▶ _WHAT IS REQUIRED_
Copy out the records in full, word for word, without pictures.
= = = = = = =
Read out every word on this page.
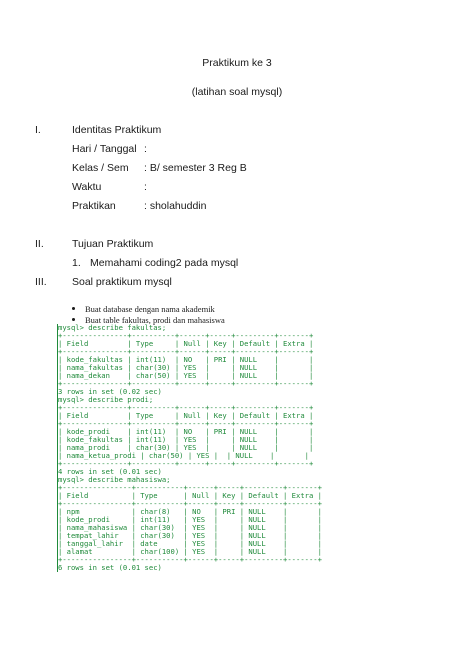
Praktikum ke 3
(latihan soal mysql)
I.	Identitas Praktikum
Hari / Tanggal :
Kelas / Sem : B/ semester 3 Reg B
Waktu	:
Praktikan	: sholahuddin
II.	Tujuan Praktikum
1. Memahami coding2 pada mysql
III. Soal praktikum mysql
Buat database dengan nama akademik
Buat table fakultas, prodi dan mahasiswa
mysql> describe fakultas;
+---------------+----------+------+-----+---------+-------+
| Field         | Type     | Null | Key | Default | Extra |
+---------------+----------+------+-----+---------+-------+
| kode_fakultas | int(11)  | NO   | PRI | NULL    |       |
| nama_fakultas | char(30) | YES  |     | NULL    |       |
| nama_dekan    | char(50) | YES  |     | NULL    |       |
+---------------+----------+------+-----+---------+-------+
3 rows in set (0.02 sec)
mysql> describe prodi;
+---------------+----------+------+-----+---------+-------+
| Field         | Type     | Null | Key | Default | Extra |
+---------------+----------+------+-----+---------+-------+
| kode_prodi    | int(11)  | NO   | PRI | NULL    |       |
| kode_fakultas | int(11)  | YES  |     | NULL    |       |
| nama_prodi    | char(30) | YES  |     | NULL    |       |
| nama_ketua_prodi | char(50) | YES |  | NULL    |       |
+---------------+----------+------+-----+---------+-------+
4 rows in set (0.01 sec)
mysql> describe mahasiswa;
+----------------+-----------+------+-----+---------+-------+
| Field          | Type      | Null | Key | Default | Extra |
+----------------+-----------+------+-----+---------+-------+
| npm            | char(8)   | NO   | PRI | NULL    |       |
| kode_prodi     | int(11)   | YES  |     | NULL    |       |
| nama_mahasiswa | char(30)  | YES  |     | NULL    |       |
| tempat_lahir   | char(30)  | YES  |     | NULL    |       |
| tanggal_lahir  | date      | YES  |     | NULL    |       |
| alamat         | char(100) | YES  |     | NULL    |       |
+----------------+-----------+------+-----+---------+-------+
6 rows in set (0.01 sec)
= = = = = = =
▶ _WRITTEN SOLUTION_
Read out every word on this page.
Praktikum ke 3
(latihan soal mysql)
I.	Identitas Praktikum
Hari / Tanggal :
Kelas / Sem : B/ semester 3 Reg B
Waktu	:
Praktikan	: sholahuddin
II.	Tujuan Praktikum
1. Memahami coding2 pada mysql
III. Soal praktikum mysql
Buat database dengan nama akademik
Buat table fakultas, prodi dan mahasiswa
mysql> describe fakultas;
+---------------+----------+------+-----+---------+-------+
| Field         | Type     | Null | Key | Default | Extra |
+---------------+----------+------+-----+---------+-------+
| kode_fakultas | int(11)  | NO   | PRI | NULL    |       |
| nama_fakultas | char(30) | YES  |     | NULL    |       |
| nama_dekan    | char(50) | YES  |     | NULL    |       |
+---------------+----------+------+-----+---------+-------+
3 rows in set (0.02 sec)
mysql> describe prodi;
+---------------+----------+------+-----+---------+-------+
| Field         | Type     | Null | Key | Default | Extra |
+---------------+----------+------+-----+---------+-------+
| kode_prodi    | int(11)  | NO   | PRI | NULL    |       |
| kode_fakultas | int(11)  | YES  |     | NULL    |       |
| nama_prodi    | char(30) | YES  |     | NULL    |       |
| nama_ketua_prodi | char(50) | YES |  | NULL    |       |
+---------------+----------+------+-----+---------+-------+
4 rows in set (0.01 sec)
mysql> describe mahasiswa;
+----------------+-----------+------+-----+---------+-------+
| Field          | Type      | Null | Key | Default | Extra |
+----------------+-----------+------+-----+---------+-------+
| npm            | char(8)   | NO   | PRI | NULL    |       |
| kode_prodi     | int(11)   | YES  |     | NULL    |       |
| nama_mahasiswa | char(30)  | YES  |     | NULL    |       |
| tempat_lahir   | char(30)  | YES  |     | NULL    |       |
| tanggal_lahir  | date      | YES  |     | NULL    |       |
| alamat         | char(100) | YES  |     | NULL    |       |
+----------------+-----------+------+-----+---------+-------+
6 rows in set (0.01 sec)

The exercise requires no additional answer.